— TASK INPUT —
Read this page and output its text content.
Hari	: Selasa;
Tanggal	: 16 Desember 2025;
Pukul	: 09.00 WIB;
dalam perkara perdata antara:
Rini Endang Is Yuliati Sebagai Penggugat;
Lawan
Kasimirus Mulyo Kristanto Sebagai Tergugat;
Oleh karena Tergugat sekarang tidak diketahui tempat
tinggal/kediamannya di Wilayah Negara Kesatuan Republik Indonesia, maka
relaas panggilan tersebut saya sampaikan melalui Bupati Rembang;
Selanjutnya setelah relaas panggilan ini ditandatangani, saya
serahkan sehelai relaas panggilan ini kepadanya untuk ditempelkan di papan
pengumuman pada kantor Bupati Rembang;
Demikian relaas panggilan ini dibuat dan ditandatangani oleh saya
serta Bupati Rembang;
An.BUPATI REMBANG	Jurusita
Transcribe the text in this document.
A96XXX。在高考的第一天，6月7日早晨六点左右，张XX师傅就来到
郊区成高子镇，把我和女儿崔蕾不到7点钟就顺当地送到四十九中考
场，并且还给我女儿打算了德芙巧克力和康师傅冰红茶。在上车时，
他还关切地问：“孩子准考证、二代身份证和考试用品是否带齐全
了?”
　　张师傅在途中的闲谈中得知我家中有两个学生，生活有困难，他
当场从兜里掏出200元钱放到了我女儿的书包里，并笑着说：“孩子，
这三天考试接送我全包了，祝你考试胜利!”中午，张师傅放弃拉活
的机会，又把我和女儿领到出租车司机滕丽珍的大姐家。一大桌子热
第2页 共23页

— WRITTEN TASK —
From the line that contains "Transcribe the text in this document." down to the last line of the listing above, repeat each line exactly, and include nothing else.

— PROBLEM SOLUTION —
Transcribe the text in this document.
A96XXX。在高考的第一天，6月7日早晨六点左右，张XX师傅就来到
郊区成高子镇，把我和女儿崔蕾不到7点钟就顺当地送到四十九中考
场，并且还给我女儿打算了德芙巧克力和康师傅冰红茶。在上车时，
他还关切地问：“孩子准考证、二代身份证和考试用品是否带齐全
了?”
　　张师傅在途中的闲谈中得知我家中有两个学生，生活有困难，他
当场从兜里掏出200元钱放到了我女儿的书包里，并笑着说：“孩子，
这三天考试接送我全包了，祝你考试胜利!”中午，张师傅放弃拉活
的机会，又把我和女儿领到出租车司机滕丽珍的大姐家。一大桌子热
第2页 共23页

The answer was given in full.